═════ DATA IN THIS EXERCISE ═════
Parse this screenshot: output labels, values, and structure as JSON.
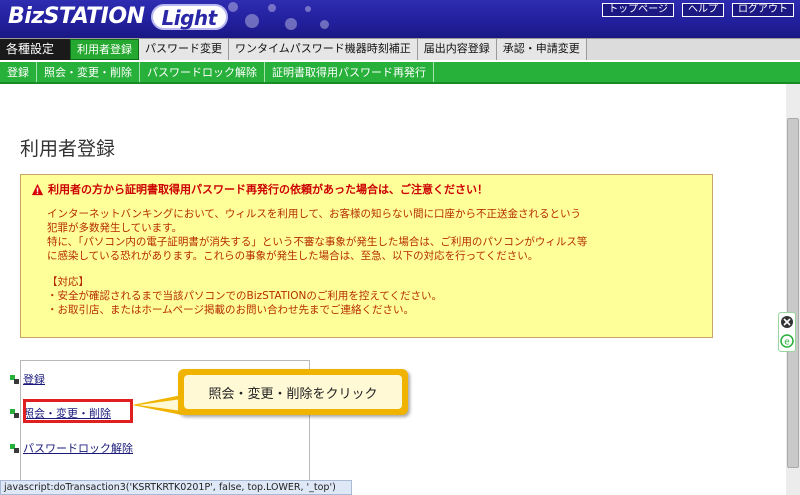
{
  "header": {
    "logo_main": "BizSTATION",
    "logo_sub": "Light",
    "links": [
      "トップページ",
      "ヘルプ",
      "ログアウト"
    ]
  },
  "mainnav": {
    "label": "各種設定",
    "items": [
      "利用者登録",
      "パスワード変更",
      "ワンタイムパスワード機器時刻補正",
      "届出内容登録",
      "承認・申請変更"
    ],
    "active_index": 0
  },
  "subnav": {
    "items": [
      "登録",
      "照会・変更・削除",
      "パスワードロック解除",
      "証明書取得用パスワード再発行"
    ]
  },
  "page": {
    "title": "利用者登録"
  },
  "warning": {
    "heading": "利用者の方から証明書取得用パスワード再発行の依頼があった場合は、ご注意ください！",
    "lines": [
      "インターネットバンキングにおいて、ウィルスを利用して、お客様の知らない間に口座から不正送金されるという",
      "犯罪が多数発生しています。",
      "特に、「パソコン内の電子証明書が消失する」という不審な事象が発生した場合は、ご利用のパソコンがウィルス等",
      "に感染している恐れがあります。これらの事象が発生した場合は、至急、以下の対応を行ってください。"
    ],
    "action_lines": [
      "【対応】",
      "・安全が確認されるまで当該パソコンでのBizSTATIONのご利用を控えてください。",
      "・お取引店、またはホームページ掲載のお問い合わせ先までご連絡ください。"
    ],
    "colors": {
      "background": "#ffff99",
      "text": "#b52c00",
      "heading": "#cc0000"
    }
  },
  "menu": {
    "links": [
      "登録",
      "照会・変更・削除",
      "パスワードロック解除"
    ]
  },
  "callout": {
    "text": "照会・変更・削除をクリック"
  },
  "statusbar": {
    "text": "javascript:doTransaction3('KSRTKRTK0201P', false, top.LOWER, '_top')"
  },
  "colors": {
    "header_bg": "#221f9c",
    "subnav_bg": "#27b03a",
    "active_tab": "#25a82f",
    "highlight_box": "#e02020",
    "callout_border": "#f0b400"
  }
}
═════
Each record should be quoted exactly, with the images omitted.

**SOLUTION TO THIS TASK:**
Parse this screenshot: output labels, values, and structure as JSON.
{
  "header": {
    "logo_main": "BizSTATION",
    "logo_sub": "Light",
    "links": [
      "トップページ",
      "ヘルプ",
      "ログアウト"
    ]
  },
  "mainnav": {
    "label": "各種設定",
    "items": [
      "利用者登録",
      "パスワード変更",
      "ワンタイムパスワード機器時刻補正",
      "届出内容登録",
      "承認・申請変更"
    ],
    "active_index": 0
  },
  "subnav": {
    "items": [
      "登録",
      "照会・変更・削除",
      "パスワードロック解除",
      "証明書取得用パスワード再発行"
    ]
  },
  "page": {
    "title": "利用者登録"
  },
  "warning": {
    "heading": "利用者の方から証明書取得用パスワード再発行の依頼があった場合は、ご注意ください！",
    "lines": [
      "インターネットバンキングにおいて、ウィルスを利用して、お客様の知らない間に口座から不正送金されるという",
      "犯罪が多数発生しています。",
      "特に、「パソコン内の電子証明書が消失する」という不審な事象が発生した場合は、ご利用のパソコンがウィルス等",
      "に感染している恐れがあります。これらの事象が発生した場合は、至急、以下の対応を行ってください。"
    ],
    "action_lines": [
      "【対応】",
      "・安全が確認されるまで当該パソコンでのBizSTATIONのご利用を控えてください。",
      "・お取引店、またはホームページ掲載のお問い合わせ先までご連絡ください。"
    ],
    "colors": {
      "background": "#ffff99",
      "text": "#b52c00",
      "heading": "#cc0000"
    }
  },
  "menu": {
    "links": [
      "登録",
      "照会・変更・削除",
      "パスワードロック解除"
    ]
  },
  "callout": {
    "text": "照会・変更・削除をクリック"
  },
  "statusbar": {
    "text": "javascript:doTransaction3('KSRTKRTK0201P', false, top.LOWER, '_top')"
  },
  "colors": {
    "header_bg": "#221f9c",
    "subnav_bg": "#27b03a",
    "active_tab": "#25a82f",
    "highlight_box": "#e02020",
    "callout_border": "#f0b400"
  }
}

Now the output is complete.